Report only the number of lines in the records that contain the word "xerr".

Excerpts from a figure dataset:
►

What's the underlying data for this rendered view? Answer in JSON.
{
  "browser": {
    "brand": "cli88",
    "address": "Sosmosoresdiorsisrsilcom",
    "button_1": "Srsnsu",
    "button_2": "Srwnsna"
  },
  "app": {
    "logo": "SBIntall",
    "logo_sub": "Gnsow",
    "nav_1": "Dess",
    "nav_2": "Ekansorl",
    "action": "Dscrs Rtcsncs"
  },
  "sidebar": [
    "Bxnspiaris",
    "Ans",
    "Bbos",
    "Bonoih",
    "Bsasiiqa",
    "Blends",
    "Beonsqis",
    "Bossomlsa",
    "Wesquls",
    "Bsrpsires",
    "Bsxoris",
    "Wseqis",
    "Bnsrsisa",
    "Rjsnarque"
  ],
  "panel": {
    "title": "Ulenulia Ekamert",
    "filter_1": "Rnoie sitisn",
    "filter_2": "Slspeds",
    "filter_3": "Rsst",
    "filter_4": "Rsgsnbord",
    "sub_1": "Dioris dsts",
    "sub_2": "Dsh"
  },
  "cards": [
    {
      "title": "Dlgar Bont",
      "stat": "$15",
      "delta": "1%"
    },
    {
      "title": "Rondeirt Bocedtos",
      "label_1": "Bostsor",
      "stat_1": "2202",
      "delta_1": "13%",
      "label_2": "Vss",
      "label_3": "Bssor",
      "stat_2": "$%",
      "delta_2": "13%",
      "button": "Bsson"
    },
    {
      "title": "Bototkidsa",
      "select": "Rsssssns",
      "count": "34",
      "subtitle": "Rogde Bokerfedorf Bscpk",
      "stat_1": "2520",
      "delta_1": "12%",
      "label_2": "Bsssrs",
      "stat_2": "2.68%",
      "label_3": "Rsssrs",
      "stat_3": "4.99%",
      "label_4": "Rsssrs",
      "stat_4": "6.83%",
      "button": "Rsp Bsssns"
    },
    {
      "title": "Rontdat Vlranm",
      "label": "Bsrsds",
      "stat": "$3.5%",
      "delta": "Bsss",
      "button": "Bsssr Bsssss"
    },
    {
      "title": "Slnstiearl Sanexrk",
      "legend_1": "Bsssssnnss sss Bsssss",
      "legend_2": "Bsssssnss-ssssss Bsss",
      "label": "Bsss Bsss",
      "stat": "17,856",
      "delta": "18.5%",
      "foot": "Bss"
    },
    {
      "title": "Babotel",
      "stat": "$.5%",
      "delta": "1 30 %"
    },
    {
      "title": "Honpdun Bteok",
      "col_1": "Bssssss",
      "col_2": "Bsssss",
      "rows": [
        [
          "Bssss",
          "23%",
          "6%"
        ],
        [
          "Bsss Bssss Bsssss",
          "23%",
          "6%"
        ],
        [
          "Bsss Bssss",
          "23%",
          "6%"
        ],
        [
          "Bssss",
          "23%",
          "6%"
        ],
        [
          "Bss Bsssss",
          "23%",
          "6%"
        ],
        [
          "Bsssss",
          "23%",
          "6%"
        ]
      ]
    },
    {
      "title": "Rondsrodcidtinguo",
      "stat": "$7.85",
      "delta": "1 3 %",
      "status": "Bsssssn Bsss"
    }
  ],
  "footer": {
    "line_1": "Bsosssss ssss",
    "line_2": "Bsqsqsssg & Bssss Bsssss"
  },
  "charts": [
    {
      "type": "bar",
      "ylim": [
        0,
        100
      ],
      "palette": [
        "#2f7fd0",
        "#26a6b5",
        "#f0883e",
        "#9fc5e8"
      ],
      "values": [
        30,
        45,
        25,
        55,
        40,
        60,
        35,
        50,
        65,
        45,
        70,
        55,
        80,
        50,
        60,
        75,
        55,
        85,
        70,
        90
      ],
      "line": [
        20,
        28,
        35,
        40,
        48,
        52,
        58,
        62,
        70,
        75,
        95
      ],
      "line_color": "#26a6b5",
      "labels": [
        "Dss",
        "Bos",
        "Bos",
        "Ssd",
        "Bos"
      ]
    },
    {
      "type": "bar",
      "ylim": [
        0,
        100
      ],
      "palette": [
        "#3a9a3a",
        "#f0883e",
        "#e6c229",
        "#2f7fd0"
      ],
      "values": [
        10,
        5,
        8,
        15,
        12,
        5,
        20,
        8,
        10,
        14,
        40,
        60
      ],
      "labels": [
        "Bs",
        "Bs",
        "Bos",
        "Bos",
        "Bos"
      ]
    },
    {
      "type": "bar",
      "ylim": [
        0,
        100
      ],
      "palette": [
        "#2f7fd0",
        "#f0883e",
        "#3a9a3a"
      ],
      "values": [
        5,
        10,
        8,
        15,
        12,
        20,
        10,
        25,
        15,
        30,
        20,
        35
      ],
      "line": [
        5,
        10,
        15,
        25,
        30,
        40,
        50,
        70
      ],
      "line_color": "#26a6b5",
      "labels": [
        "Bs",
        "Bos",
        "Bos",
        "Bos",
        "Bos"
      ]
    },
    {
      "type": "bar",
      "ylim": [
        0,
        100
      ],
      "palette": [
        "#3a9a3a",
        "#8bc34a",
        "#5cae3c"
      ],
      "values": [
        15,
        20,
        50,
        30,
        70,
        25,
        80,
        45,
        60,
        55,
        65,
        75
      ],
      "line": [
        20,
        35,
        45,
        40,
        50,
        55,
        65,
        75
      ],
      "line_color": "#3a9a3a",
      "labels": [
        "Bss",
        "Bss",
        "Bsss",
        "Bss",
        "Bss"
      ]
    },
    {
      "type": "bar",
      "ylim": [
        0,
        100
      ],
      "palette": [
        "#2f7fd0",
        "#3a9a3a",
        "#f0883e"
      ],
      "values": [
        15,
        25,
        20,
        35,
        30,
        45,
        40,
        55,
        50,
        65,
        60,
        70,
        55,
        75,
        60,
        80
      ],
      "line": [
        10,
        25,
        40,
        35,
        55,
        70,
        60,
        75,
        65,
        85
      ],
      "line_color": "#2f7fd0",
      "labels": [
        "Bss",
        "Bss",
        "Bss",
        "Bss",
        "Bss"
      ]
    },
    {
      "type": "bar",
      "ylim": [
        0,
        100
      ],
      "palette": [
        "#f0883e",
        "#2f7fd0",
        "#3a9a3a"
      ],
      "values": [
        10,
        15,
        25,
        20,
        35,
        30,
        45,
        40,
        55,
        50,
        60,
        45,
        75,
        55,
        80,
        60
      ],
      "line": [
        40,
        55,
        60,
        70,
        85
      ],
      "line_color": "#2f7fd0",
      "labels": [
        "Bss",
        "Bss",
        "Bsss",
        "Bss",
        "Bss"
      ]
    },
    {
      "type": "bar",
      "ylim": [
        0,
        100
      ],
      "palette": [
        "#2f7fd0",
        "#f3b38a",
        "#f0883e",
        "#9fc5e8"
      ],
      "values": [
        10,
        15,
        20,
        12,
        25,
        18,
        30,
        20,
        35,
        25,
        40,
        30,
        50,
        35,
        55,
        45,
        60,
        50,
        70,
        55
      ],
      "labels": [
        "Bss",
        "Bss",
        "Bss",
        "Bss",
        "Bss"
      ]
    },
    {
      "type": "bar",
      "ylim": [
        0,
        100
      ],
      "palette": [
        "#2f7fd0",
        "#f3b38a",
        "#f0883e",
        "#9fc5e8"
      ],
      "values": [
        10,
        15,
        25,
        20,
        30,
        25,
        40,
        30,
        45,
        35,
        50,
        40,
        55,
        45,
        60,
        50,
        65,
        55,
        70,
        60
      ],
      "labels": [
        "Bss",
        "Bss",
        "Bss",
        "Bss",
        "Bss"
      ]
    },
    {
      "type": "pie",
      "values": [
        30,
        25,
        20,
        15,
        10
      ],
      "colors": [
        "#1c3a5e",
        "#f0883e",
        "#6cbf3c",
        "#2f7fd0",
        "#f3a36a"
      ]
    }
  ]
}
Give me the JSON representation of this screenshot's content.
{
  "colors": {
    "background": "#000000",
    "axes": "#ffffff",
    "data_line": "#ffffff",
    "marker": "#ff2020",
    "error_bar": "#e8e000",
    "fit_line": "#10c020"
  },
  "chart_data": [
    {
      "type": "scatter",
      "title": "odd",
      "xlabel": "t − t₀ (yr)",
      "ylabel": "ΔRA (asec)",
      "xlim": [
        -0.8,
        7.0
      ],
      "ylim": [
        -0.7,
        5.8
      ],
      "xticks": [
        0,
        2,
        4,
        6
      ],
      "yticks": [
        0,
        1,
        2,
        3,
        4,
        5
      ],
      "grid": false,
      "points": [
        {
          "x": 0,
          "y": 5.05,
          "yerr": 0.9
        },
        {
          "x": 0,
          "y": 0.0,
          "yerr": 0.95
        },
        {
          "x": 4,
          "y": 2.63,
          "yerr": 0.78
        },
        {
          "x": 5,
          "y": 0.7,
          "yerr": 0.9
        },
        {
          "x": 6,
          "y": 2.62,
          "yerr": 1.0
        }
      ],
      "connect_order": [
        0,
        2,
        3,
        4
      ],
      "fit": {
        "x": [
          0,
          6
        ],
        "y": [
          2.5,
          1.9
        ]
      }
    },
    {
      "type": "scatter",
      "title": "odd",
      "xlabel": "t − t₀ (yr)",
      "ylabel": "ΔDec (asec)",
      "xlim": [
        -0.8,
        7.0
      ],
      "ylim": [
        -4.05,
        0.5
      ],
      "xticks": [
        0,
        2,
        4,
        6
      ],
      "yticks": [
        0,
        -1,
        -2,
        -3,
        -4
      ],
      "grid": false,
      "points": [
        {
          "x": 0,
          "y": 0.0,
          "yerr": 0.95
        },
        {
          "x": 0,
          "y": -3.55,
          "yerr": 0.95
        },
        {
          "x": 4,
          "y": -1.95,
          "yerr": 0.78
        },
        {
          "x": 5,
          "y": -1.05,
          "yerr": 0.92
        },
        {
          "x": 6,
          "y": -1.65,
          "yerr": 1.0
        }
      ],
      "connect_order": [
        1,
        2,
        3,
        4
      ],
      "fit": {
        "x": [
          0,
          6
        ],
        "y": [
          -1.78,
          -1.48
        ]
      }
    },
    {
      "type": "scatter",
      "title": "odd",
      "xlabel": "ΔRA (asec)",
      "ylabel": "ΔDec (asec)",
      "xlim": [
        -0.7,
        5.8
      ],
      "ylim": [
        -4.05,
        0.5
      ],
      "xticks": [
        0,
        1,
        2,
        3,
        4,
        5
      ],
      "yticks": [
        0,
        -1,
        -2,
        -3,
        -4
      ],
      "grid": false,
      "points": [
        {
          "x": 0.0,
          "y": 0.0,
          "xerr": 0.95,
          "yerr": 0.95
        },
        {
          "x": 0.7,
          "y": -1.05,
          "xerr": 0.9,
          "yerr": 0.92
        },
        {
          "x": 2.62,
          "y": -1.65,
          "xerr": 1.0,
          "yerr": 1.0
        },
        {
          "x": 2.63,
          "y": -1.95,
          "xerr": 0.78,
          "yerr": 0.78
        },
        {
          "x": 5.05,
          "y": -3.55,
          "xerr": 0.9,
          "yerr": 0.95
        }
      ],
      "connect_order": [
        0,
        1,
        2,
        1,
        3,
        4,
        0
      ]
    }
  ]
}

◄

◆ Solution to this problem
5